### SET PROBLEM
Pull every line containing the word "Mining" from the records.

Dataset records
-=-=-=-=-
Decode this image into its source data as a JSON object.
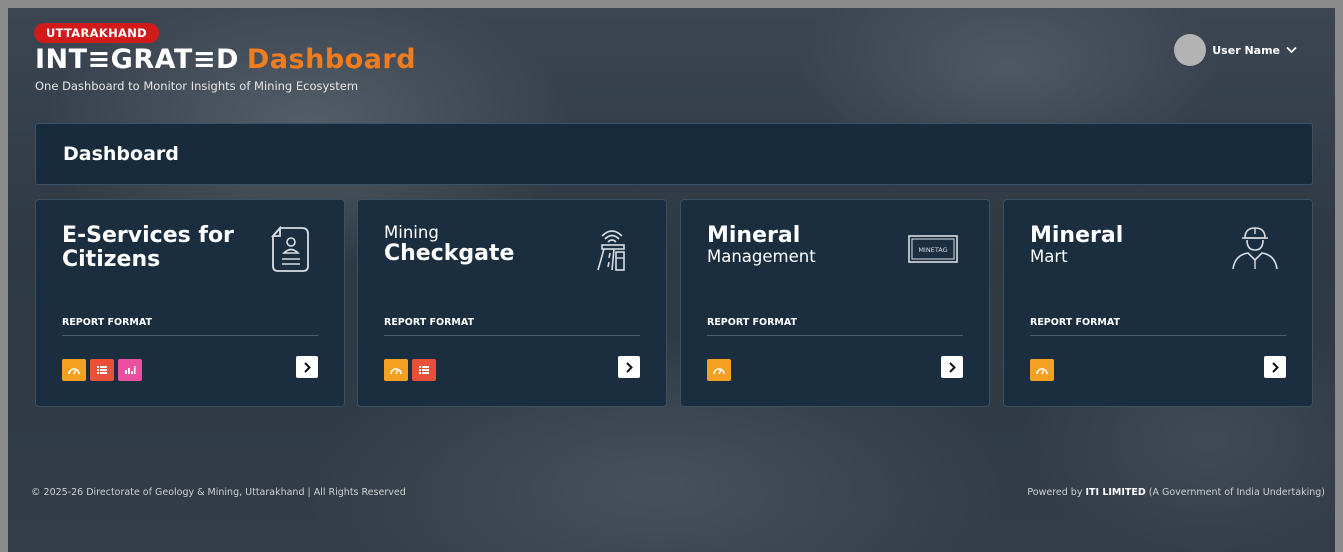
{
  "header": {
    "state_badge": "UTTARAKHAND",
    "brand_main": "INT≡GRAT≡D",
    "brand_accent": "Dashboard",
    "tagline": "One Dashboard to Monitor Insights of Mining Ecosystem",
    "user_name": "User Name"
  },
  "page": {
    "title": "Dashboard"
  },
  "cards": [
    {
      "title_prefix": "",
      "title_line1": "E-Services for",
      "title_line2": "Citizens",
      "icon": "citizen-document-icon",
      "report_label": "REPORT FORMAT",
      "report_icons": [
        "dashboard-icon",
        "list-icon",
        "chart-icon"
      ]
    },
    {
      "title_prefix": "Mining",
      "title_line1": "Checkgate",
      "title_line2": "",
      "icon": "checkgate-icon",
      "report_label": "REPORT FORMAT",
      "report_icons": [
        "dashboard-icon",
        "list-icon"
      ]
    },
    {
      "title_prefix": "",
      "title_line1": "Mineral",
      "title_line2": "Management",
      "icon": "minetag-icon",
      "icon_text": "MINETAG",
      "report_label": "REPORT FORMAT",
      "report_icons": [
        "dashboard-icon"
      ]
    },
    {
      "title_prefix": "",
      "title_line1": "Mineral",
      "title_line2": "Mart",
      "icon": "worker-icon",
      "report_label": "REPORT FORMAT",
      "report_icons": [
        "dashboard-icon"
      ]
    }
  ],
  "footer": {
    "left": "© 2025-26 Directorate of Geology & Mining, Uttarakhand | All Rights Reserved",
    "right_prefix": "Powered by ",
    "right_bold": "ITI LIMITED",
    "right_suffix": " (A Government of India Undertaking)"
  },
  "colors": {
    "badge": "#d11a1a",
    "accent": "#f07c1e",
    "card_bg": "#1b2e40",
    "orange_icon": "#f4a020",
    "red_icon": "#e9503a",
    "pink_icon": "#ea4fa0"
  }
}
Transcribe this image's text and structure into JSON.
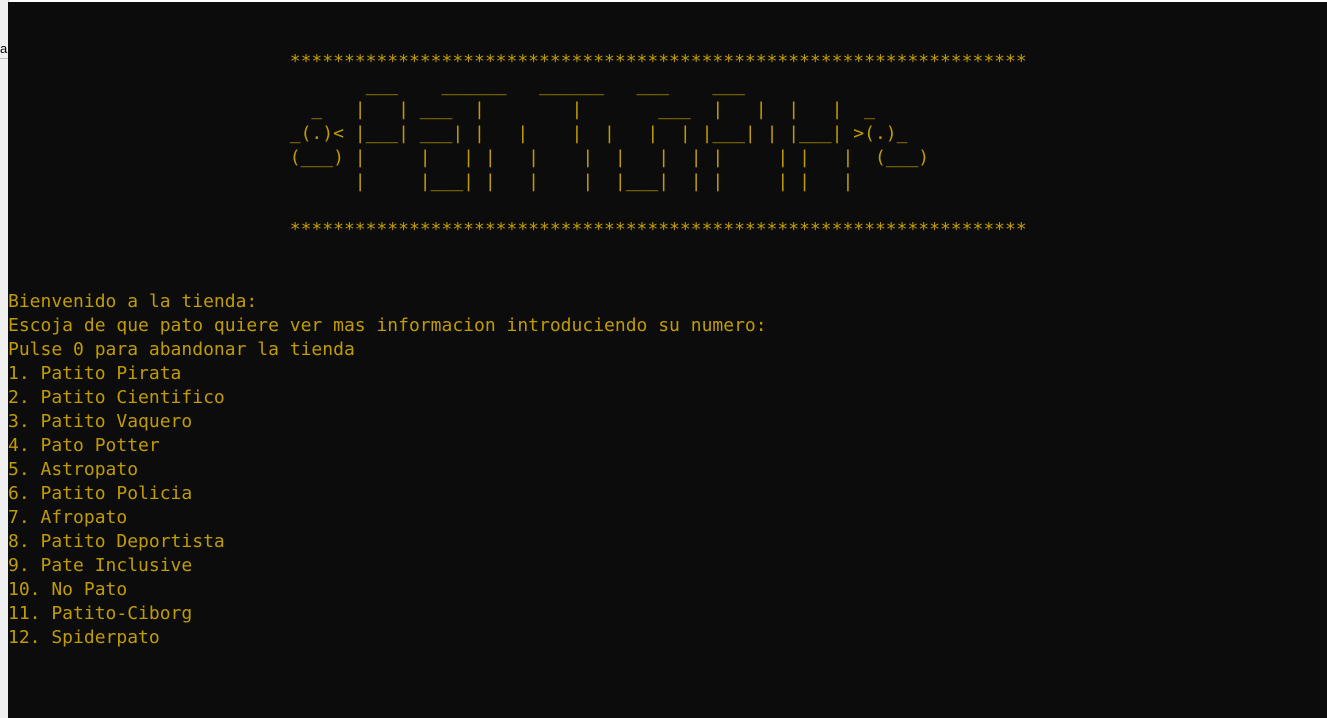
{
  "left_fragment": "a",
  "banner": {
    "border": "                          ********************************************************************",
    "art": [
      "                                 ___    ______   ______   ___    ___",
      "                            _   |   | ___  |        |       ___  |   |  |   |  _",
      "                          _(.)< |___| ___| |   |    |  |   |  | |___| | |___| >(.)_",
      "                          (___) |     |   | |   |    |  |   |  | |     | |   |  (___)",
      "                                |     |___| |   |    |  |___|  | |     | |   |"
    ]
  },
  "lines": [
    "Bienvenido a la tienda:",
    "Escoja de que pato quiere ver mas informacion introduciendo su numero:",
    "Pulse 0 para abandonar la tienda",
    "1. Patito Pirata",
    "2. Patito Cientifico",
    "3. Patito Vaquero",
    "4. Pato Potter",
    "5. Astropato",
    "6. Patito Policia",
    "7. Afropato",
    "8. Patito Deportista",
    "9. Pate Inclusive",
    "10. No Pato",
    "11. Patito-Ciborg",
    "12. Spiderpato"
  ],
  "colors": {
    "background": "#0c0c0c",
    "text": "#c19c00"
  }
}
-=-=-=-=-
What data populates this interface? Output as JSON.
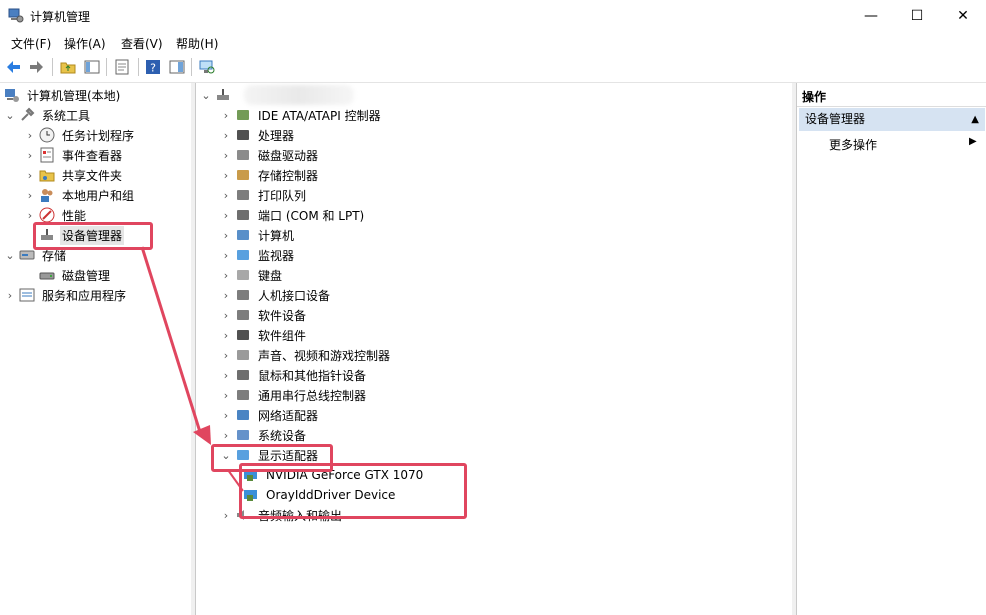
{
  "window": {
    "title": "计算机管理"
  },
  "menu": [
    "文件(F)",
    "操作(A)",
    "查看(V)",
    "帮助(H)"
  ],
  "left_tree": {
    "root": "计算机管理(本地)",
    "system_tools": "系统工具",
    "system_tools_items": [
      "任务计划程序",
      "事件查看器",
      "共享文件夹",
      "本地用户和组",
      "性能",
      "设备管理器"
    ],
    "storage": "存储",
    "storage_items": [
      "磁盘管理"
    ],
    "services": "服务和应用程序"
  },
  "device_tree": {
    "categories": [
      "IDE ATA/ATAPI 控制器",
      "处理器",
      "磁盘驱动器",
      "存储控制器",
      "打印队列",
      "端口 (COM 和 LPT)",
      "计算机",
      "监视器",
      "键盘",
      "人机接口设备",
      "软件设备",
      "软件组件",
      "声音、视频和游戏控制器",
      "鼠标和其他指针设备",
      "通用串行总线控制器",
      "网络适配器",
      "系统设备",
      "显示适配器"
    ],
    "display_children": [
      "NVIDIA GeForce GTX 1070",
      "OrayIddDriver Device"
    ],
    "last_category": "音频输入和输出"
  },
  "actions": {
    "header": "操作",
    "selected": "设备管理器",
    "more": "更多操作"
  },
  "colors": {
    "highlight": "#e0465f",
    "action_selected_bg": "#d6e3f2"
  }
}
-=-=-=-=-
### SOLUTION
    "tagline": "One Dashboard to Monitor Insights of Mining Ecosystem",
      "title_prefix": "Mining",
    "left": "© 2025-26 Directorate of Geology & Mining, Uttarakhand | All Rights Reserved",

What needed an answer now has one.